__WORK REQUIRED__. Wherever the word "федеральных" shows up in a line, please copy that line.

__DATA PROVIDED__.
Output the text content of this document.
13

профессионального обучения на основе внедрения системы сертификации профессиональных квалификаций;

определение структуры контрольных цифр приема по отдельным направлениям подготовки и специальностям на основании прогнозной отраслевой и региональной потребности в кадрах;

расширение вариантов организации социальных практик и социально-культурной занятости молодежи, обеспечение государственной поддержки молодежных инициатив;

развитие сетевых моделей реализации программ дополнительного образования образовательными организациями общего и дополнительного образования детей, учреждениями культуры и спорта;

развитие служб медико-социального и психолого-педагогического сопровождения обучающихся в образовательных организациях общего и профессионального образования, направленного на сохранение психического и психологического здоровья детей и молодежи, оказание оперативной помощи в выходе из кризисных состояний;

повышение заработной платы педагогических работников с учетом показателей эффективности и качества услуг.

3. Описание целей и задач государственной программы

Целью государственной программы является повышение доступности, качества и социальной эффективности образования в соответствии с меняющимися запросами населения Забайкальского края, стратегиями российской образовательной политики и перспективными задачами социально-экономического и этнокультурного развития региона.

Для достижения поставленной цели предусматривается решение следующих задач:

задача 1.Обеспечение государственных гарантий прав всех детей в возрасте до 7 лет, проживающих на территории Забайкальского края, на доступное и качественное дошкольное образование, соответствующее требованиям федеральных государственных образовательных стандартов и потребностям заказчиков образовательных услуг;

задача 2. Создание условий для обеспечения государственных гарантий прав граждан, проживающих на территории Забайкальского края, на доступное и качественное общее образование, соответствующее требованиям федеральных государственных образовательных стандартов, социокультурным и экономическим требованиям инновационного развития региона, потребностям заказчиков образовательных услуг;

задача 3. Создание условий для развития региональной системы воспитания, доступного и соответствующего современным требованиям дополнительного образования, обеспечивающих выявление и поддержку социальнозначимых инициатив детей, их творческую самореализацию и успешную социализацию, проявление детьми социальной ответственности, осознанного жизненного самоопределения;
* * *
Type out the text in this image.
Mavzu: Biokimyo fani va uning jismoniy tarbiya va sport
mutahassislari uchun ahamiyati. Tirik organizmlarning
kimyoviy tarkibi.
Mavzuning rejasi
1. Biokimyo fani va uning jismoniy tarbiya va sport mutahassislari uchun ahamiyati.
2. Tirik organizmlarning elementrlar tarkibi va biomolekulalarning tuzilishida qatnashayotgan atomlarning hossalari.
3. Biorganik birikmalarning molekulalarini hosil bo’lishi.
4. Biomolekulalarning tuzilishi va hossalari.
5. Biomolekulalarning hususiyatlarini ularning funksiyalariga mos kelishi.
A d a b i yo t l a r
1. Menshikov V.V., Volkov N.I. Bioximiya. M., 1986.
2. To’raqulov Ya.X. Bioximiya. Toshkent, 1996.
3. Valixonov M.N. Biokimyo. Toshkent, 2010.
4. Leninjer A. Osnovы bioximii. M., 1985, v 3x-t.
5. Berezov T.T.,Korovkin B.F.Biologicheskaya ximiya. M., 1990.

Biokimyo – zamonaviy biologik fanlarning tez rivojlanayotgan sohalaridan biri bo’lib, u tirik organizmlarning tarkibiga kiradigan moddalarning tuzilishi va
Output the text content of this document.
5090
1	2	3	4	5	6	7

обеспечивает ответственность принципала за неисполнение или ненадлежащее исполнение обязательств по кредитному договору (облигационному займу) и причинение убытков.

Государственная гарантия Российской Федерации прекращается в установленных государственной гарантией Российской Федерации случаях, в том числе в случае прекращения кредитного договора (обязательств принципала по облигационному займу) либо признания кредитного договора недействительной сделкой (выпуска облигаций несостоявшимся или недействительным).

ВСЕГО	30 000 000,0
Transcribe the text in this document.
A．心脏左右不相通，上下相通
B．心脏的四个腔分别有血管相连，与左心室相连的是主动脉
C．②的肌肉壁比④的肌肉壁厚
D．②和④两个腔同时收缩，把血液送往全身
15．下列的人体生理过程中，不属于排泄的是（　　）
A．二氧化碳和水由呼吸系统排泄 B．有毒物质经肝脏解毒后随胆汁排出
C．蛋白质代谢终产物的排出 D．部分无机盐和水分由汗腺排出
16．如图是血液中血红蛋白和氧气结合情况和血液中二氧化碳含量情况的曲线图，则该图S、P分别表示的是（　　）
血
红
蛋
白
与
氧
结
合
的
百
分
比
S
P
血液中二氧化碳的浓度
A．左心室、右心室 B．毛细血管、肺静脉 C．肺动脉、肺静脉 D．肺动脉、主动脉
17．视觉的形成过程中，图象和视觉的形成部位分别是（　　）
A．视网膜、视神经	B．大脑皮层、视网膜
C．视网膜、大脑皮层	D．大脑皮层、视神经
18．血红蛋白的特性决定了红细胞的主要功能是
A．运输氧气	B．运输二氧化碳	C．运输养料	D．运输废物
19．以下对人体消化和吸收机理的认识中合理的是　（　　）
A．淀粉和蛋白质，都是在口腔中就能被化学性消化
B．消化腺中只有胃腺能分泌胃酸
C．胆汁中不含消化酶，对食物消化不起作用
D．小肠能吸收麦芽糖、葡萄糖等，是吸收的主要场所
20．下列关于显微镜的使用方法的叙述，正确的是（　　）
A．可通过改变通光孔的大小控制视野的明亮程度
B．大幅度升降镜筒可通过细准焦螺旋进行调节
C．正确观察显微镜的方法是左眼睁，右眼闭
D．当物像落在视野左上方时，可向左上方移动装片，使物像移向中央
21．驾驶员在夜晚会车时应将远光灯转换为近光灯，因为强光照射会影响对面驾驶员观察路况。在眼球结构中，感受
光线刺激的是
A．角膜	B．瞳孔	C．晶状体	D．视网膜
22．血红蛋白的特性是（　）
...
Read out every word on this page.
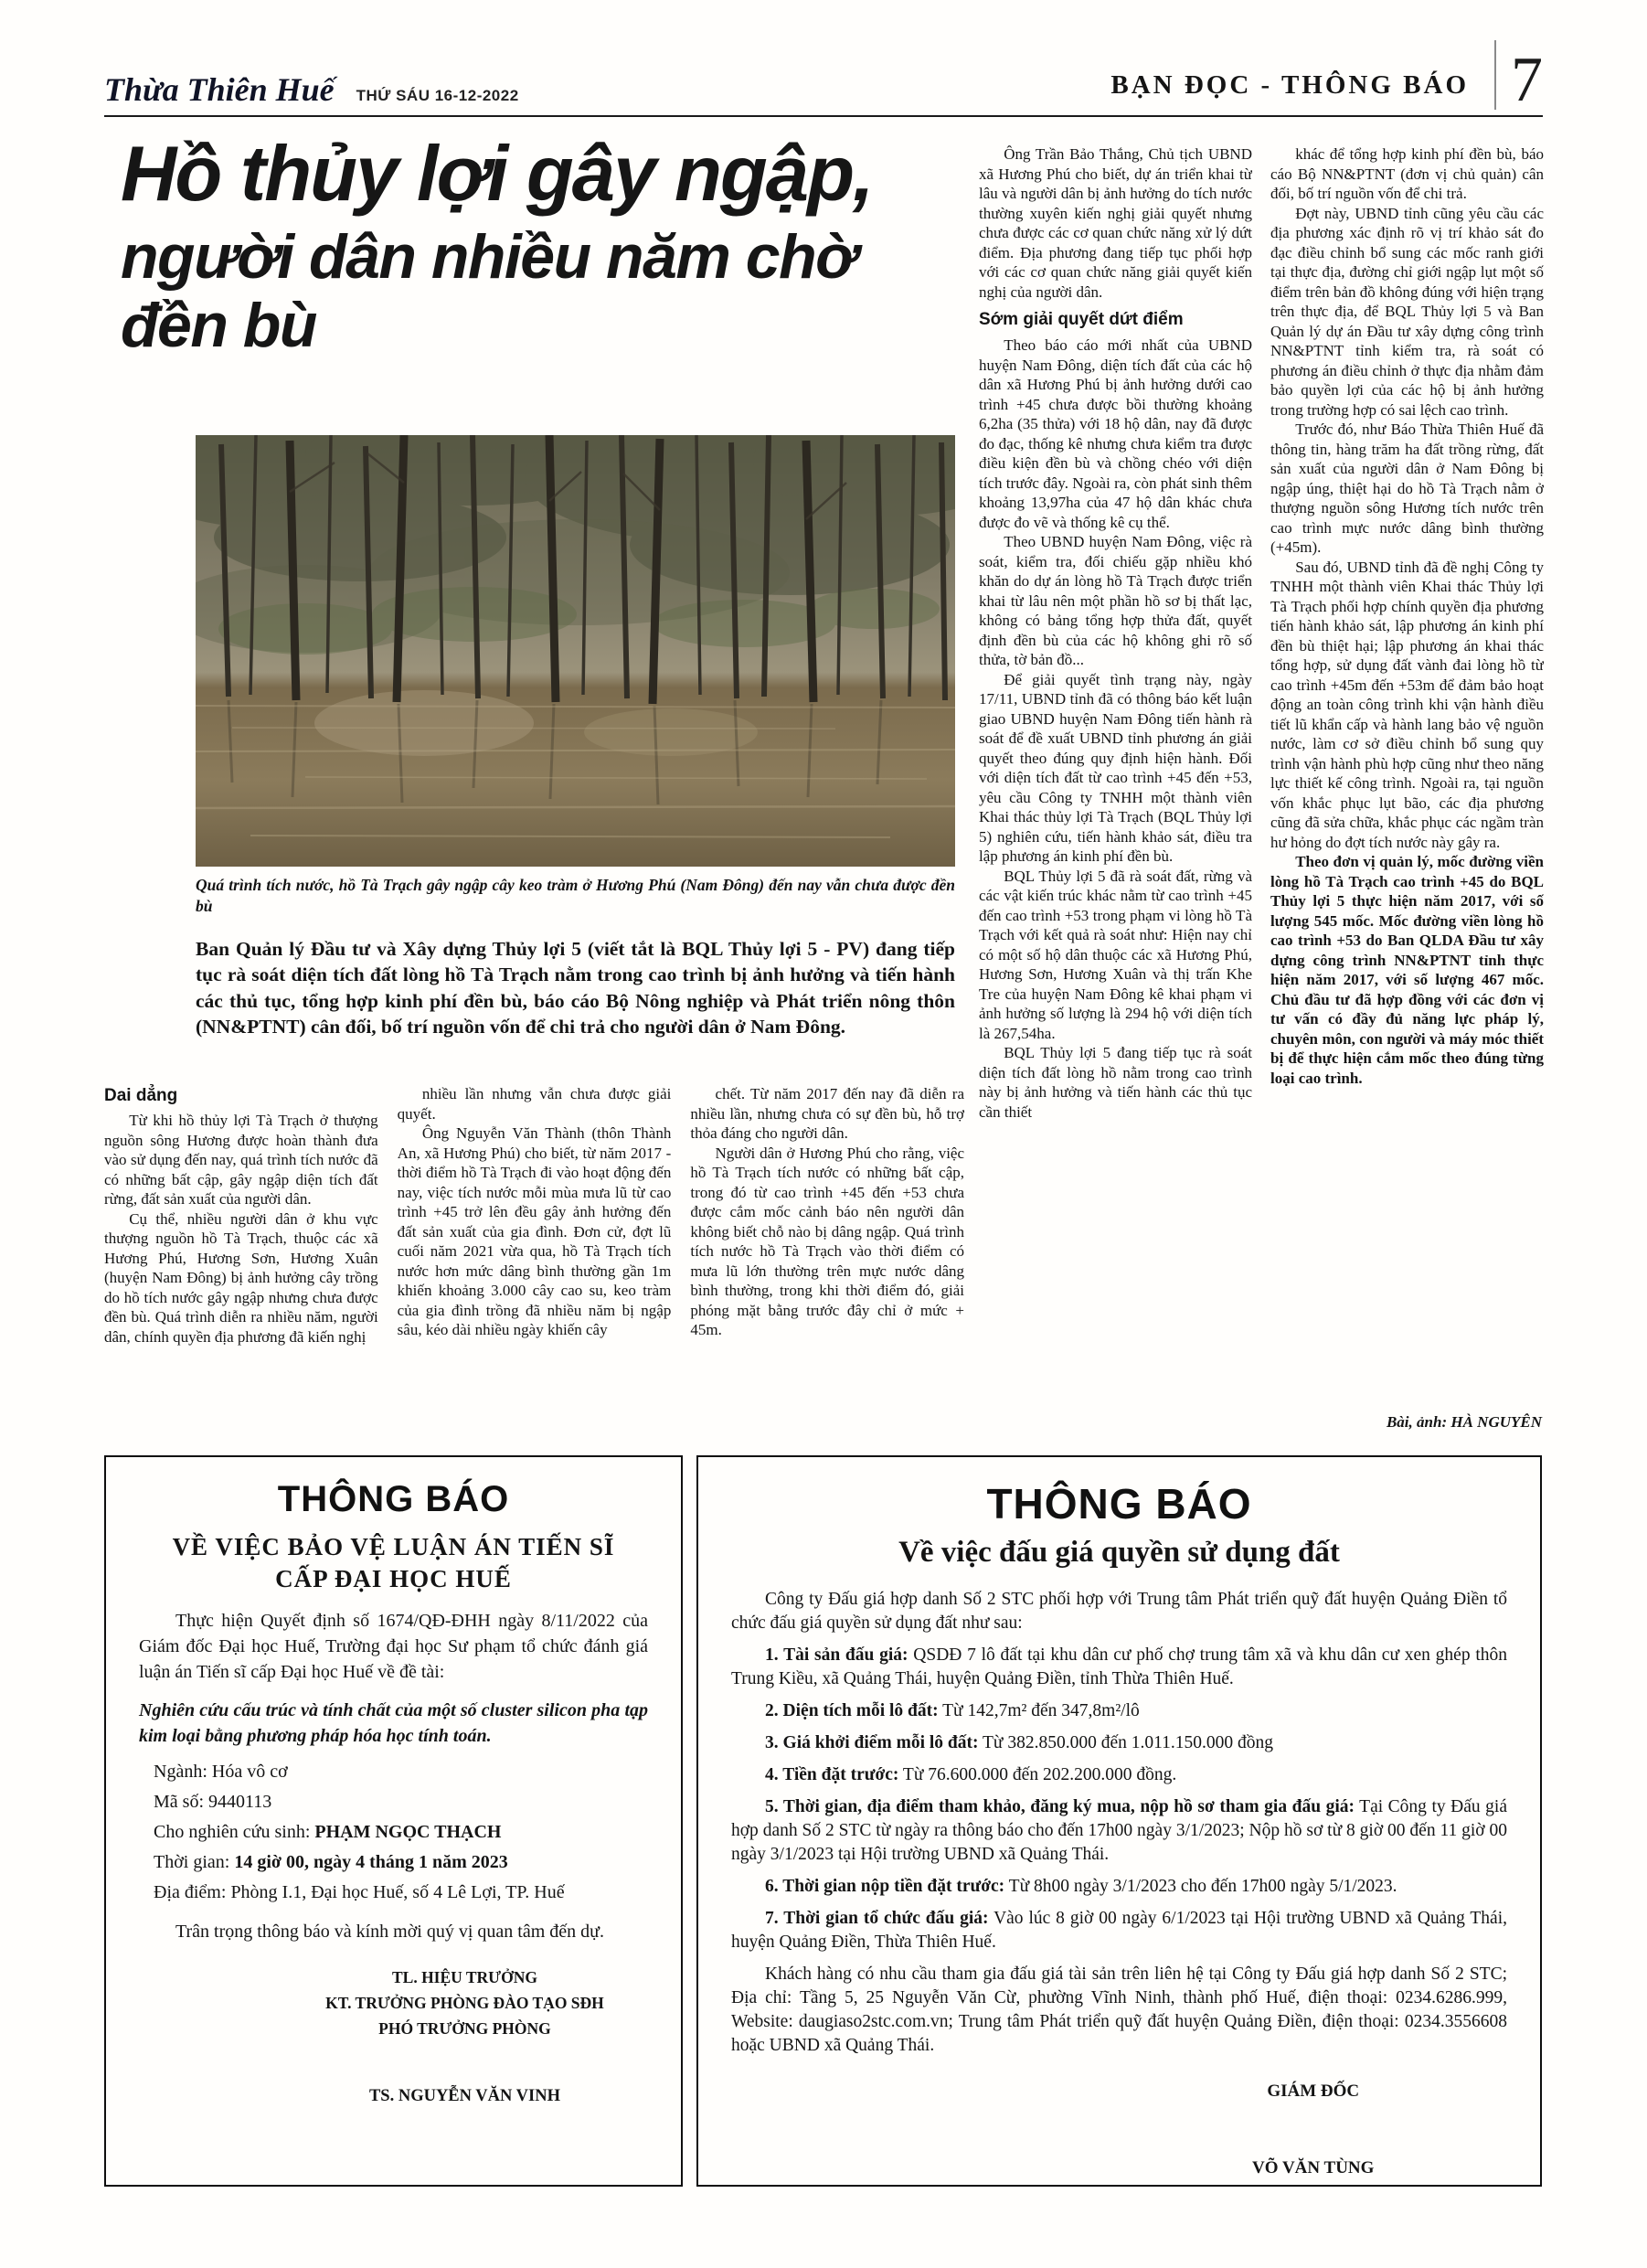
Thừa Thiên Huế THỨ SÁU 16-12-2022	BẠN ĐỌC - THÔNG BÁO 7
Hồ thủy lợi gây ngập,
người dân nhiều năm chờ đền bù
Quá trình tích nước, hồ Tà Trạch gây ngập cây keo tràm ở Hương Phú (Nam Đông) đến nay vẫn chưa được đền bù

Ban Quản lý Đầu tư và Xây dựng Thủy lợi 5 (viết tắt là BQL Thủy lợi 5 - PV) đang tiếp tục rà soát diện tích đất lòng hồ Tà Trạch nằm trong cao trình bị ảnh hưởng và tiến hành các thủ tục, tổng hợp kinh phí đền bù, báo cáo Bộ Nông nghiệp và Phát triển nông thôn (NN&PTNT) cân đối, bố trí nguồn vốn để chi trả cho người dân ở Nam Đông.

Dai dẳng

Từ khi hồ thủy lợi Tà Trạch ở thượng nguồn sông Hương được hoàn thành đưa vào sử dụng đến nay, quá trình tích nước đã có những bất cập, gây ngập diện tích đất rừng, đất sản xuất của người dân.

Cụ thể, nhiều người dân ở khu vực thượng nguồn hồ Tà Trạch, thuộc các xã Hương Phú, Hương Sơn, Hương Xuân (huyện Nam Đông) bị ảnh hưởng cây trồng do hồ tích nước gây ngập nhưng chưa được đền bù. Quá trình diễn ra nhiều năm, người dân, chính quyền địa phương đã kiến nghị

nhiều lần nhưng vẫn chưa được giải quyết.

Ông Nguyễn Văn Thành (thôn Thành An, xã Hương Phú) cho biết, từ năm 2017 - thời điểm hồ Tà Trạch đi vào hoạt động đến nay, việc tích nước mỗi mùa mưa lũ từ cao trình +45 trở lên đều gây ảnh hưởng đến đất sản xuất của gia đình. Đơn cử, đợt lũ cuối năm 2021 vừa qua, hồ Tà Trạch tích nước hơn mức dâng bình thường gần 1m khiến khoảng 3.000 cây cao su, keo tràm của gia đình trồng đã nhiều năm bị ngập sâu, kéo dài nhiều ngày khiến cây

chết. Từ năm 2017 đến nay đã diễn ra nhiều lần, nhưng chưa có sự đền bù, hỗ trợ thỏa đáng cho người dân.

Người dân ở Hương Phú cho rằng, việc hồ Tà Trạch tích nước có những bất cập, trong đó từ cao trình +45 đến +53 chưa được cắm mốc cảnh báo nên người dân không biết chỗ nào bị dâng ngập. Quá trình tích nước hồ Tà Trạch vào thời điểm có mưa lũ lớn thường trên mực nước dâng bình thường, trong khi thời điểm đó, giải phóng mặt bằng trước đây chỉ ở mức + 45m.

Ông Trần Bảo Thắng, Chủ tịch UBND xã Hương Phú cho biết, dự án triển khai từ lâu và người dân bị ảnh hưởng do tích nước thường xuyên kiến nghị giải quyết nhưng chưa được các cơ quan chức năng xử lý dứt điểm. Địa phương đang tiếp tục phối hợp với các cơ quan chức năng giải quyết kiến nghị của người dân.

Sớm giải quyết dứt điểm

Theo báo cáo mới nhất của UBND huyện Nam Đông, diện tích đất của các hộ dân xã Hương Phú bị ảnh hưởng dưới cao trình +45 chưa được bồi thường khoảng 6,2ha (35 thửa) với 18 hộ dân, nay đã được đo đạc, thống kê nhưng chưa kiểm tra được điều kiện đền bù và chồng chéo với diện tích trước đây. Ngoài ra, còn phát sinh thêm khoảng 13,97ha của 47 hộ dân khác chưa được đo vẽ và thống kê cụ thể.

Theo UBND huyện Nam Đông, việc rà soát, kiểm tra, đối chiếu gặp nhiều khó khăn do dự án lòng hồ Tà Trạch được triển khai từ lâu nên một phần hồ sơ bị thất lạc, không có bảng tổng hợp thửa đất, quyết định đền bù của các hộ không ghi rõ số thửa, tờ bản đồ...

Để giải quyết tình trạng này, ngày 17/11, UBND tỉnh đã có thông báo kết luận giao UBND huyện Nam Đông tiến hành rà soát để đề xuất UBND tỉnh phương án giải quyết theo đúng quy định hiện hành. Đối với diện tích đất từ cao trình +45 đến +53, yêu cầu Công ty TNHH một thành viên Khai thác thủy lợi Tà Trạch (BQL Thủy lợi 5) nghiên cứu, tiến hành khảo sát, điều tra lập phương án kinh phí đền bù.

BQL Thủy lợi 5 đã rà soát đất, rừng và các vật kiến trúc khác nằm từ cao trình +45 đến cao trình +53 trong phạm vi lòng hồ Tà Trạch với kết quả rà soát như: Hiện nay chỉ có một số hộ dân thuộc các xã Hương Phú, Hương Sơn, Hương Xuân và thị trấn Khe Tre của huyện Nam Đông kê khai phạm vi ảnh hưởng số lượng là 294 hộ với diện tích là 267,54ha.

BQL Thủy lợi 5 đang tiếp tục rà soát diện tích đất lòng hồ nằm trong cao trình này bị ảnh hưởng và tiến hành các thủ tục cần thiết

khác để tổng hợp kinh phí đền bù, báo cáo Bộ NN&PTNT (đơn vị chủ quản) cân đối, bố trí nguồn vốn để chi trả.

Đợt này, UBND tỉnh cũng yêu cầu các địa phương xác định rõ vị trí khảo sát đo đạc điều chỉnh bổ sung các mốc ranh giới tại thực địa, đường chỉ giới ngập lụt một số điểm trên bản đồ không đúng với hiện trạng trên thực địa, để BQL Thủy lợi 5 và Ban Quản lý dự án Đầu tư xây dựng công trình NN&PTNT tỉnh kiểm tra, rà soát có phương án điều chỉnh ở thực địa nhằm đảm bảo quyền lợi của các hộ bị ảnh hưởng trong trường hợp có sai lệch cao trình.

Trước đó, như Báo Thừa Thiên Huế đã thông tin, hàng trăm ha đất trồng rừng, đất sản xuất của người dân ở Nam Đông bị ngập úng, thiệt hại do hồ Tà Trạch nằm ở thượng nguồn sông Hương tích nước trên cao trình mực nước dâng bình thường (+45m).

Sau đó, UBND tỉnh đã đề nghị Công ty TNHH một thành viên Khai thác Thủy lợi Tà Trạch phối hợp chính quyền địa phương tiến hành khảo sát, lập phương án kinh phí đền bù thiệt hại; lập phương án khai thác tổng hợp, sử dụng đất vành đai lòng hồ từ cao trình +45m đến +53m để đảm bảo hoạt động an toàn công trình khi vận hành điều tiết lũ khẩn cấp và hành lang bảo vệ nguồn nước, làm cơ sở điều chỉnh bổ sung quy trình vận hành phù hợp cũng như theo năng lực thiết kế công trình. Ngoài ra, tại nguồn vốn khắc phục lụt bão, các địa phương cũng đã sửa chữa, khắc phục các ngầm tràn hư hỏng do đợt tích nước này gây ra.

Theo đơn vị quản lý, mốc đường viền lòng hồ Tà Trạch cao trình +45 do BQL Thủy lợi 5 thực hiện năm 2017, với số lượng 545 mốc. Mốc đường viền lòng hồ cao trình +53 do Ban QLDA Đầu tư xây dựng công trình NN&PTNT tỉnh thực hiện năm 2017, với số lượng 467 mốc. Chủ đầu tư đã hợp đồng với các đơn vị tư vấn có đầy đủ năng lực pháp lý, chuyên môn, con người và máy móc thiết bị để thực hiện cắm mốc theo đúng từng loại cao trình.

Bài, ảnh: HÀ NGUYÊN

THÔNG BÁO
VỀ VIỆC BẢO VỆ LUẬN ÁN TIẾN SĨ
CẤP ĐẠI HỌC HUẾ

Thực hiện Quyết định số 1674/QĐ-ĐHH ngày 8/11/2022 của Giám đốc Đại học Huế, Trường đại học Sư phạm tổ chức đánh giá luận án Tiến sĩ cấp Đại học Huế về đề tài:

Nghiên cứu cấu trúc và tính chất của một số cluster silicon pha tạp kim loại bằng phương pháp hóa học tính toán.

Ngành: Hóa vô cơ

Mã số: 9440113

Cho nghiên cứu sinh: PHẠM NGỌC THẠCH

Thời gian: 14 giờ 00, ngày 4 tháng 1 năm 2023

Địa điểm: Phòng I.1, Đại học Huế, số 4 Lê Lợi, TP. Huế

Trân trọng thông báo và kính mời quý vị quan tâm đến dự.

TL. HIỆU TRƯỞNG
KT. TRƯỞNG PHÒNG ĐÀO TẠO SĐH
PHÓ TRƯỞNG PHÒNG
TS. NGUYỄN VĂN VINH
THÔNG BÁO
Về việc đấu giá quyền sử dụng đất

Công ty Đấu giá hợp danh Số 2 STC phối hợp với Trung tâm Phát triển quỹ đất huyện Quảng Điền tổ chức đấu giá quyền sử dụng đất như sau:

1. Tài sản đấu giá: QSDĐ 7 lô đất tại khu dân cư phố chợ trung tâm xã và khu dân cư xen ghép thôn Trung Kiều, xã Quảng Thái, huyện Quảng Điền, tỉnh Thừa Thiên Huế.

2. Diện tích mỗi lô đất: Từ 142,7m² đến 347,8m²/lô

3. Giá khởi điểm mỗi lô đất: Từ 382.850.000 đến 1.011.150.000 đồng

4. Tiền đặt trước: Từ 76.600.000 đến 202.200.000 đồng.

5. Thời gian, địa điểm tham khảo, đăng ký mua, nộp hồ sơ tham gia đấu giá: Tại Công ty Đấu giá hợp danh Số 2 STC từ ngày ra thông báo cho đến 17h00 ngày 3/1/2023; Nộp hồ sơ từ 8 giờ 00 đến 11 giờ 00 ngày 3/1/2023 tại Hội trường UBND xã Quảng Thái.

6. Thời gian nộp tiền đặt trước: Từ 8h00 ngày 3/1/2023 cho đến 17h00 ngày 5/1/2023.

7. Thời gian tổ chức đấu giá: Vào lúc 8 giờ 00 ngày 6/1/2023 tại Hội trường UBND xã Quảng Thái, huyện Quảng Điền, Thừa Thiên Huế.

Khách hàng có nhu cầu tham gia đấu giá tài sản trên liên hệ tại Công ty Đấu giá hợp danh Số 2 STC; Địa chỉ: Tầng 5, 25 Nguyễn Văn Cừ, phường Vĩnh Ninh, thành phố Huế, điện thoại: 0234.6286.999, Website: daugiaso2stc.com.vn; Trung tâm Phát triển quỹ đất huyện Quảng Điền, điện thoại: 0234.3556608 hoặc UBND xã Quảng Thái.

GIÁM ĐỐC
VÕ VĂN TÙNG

__RESULT OF THIS TASK__.
задача 1.Обеспечение государственных гарантий прав всех детей в возрасте до 7 лет, проживающих на территории Забайкальского края, на доступное и качественное дошкольное образование, соответствующее требованиям федеральных государственных образовательных стандартов и потребностям заказчиков образовательных услуг;
задача 2. Создание условий для обеспечения государственных гарантий прав граждан, проживающих на территории Забайкальского края, на доступное и качественное общее образование, соответствующее требованиям федеральных государственных образовательных стандартов, социокультурным и экономическим требованиям инновационного развития региона, потребностям заказчиков образовательных услуг;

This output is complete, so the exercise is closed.